[Data records]
• • •

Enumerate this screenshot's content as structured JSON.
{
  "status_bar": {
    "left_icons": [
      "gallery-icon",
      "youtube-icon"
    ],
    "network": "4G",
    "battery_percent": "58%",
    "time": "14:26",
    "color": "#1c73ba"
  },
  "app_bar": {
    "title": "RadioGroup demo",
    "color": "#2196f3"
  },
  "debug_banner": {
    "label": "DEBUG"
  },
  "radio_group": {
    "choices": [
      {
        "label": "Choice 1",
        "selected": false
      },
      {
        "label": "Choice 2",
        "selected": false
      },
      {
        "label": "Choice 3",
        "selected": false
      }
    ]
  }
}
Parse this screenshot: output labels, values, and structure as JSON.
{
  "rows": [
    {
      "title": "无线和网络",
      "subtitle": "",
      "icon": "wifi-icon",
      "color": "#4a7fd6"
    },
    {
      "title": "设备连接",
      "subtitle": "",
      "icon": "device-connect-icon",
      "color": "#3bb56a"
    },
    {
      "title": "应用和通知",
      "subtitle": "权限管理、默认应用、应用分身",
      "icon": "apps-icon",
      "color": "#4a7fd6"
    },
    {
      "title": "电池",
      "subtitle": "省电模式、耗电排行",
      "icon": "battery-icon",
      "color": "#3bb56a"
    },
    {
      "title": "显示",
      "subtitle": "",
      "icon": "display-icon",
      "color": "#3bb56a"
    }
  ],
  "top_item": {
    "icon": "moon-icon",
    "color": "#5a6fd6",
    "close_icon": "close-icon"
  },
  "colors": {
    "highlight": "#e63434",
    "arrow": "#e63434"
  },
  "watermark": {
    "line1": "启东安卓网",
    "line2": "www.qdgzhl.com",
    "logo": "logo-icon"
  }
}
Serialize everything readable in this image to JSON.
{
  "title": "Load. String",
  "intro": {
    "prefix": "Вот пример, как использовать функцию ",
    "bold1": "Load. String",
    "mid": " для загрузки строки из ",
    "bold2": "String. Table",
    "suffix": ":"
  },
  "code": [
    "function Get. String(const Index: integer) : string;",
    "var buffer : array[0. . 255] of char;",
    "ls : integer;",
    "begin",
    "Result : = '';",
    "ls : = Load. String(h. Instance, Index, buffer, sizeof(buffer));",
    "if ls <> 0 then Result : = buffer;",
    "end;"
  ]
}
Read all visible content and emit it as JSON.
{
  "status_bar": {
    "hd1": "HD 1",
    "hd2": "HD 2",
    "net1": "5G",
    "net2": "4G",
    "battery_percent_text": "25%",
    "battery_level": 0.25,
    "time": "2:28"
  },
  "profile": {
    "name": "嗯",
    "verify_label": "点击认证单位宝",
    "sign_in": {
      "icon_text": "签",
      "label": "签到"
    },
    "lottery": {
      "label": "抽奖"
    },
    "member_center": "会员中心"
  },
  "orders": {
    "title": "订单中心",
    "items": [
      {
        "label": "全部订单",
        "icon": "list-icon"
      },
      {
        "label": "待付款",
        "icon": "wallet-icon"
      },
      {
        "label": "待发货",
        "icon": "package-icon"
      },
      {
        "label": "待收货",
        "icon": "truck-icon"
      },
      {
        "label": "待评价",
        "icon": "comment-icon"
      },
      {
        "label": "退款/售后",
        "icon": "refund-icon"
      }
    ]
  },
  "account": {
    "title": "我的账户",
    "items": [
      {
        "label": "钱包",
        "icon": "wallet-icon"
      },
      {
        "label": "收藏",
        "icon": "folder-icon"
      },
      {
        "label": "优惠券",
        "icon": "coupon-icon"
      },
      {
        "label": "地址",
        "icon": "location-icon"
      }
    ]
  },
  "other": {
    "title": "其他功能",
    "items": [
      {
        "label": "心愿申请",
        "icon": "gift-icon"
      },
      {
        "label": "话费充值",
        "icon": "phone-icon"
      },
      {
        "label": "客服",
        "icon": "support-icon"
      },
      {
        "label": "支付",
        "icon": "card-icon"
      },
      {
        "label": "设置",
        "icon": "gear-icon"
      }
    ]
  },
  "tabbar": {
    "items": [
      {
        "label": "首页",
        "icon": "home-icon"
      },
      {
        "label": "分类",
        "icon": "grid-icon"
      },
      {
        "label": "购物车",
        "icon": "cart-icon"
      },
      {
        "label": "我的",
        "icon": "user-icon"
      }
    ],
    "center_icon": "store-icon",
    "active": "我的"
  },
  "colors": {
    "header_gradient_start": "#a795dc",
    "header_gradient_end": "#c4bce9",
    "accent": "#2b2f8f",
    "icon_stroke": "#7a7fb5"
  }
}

• • •

All of the lines above need to be given again exactly.

[Result]
Enumerate this screenshot's content as structured JSON.
{
  "status_bar": {
    "left_icons": [
      "gallery-icon",
      "youtube-icon"
    ],
    "network": "4G",
    "battery_percent": "58%",
    "time": "14:26",
    "color": "#1c73ba"
  },
  "app_bar": {
    "title": "RadioGroup demo",
    "color": "#2196f3"
  },
  "debug_banner": {
    "label": "DEBUG"
  },
  "radio_group": {
    "choices": [
      {
        "label": "Choice 1",
        "selected": false
      },
      {
        "label": "Choice 2",
        "selected": false
      },
      {
        "label": "Choice 3",
        "selected": false
      }
    ]
  }
}
Parse this screenshot: output labels, values, and structure as JSON.
{
  "rows": [
    {
      "title": "无线和网络",
      "subtitle": "",
      "icon": "wifi-icon",
      "color": "#4a7fd6"
    },
    {
      "title": "设备连接",
      "subtitle": "",
      "icon": "device-connect-icon",
      "color": "#3bb56a"
    },
    {
      "title": "应用和通知",
      "subtitle": "权限管理、默认应用、应用分身",
      "icon": "apps-icon",
      "color": "#4a7fd6"
    },
    {
      "title": "电池",
      "subtitle": "省电模式、耗电排行",
      "icon": "battery-icon",
      "color": "#3bb56a"
    },
    {
      "title": "显示",
      "subtitle": "",
      "icon": "display-icon",
      "color": "#3bb56a"
    }
  ],
  "top_item": {
    "icon": "moon-icon",
    "color": "#5a6fd6",
    "close_icon": "close-icon"
  },
  "colors": {
    "highlight": "#e63434",
    "arrow": "#e63434"
  },
  "watermark": {
    "line1": "启东安卓网",
    "line2": "www.qdgzhl.com",
    "logo": "logo-icon"
  }
}
Serialize everything readable in this image to JSON.
{
  "title": "Load. String",
  "intro": {
    "prefix": "Вот пример, как использовать функцию ",
    "bold1": "Load. String",
    "mid": " для загрузки строки из ",
    "bold2": "String. Table",
    "suffix": ":"
  },
  "code": [
    "function Get. String(const Index: integer) : string;",
    "var buffer : array[0. . 255] of char;",
    "ls : integer;",
    "begin",
    "Result : = '';",
    "ls : = Load. String(h. Instance, Index, buffer, sizeof(buffer));",
    "if ls <> 0 then Result : = buffer;",
    "end;"
  ]
}
Read all visible content and emit it as JSON.
{
  "status_bar": {
    "hd1": "HD 1",
    "hd2": "HD 2",
    "net1": "5G",
    "net2": "4G",
    "battery_percent_text": "25%",
    "battery_level": 0.25,
    "time": "2:28"
  },
  "profile": {
    "name": "嗯",
    "verify_label": "点击认证单位宝",
    "sign_in": {
      "icon_text": "签",
      "label": "签到"
    },
    "lottery": {
      "label": "抽奖"
    },
    "member_center": "会员中心"
  },
  "orders": {
    "title": "订单中心",
    "items": [
      {
        "label": "全部订单",
        "icon": "list-icon"
      },
      {
        "label": "待付款",
        "icon": "wallet-icon"
      },
      {
        "label": "待发货",
        "icon": "package-icon"
      },
      {
        "label": "待收货",
        "icon": "truck-icon"
      },
      {
        "label": "待评价",
        "icon": "comment-icon"
      },
      {
        "label": "退款/售后",
        "icon": "refund-icon"
      }
    ]
  },
  "account": {
    "title": "我的账户",
    "items": [
      {
        "label": "钱包",
        "icon": "wallet-icon"
      },
      {
        "label": "收藏",
        "icon": "folder-icon"
      },
      {
        "label": "优惠券",
        "icon": "coupon-icon"
      },
      {
        "label": "地址",
        "icon": "location-icon"
      }
    ]
  },
  "other": {
    "title": "其他功能",
    "items": [
      {
        "label": "心愿申请",
        "icon": "gift-icon"
      },
      {
        "label": "话费充值",
        "icon": "phone-icon"
      },
      {
        "label": "客服",
        "icon": "support-icon"
      },
      {
        "label": "支付",
        "icon": "card-icon"
      },
      {
        "label": "设置",
        "icon": "gear-icon"
      }
    ]
  },
  "tabbar": {
    "items": [
      {
        "label": "首页",
        "icon": "home-icon"
      },
      {
        "label": "分类",
        "icon": "grid-icon"
      },
      {
        "label": "购物车",
        "icon": "cart-icon"
      },
      {
        "label": "我的",
        "icon": "user-icon"
      }
    ],
    "center_icon": "store-icon",
    "active": "我的"
  },
  "colors": {
    "header_gradient_start": "#a795dc",
    "header_gradient_end": "#c4bce9",
    "accent": "#2b2f8f",
    "icon_stroke": "#7a7fb5"
  }
}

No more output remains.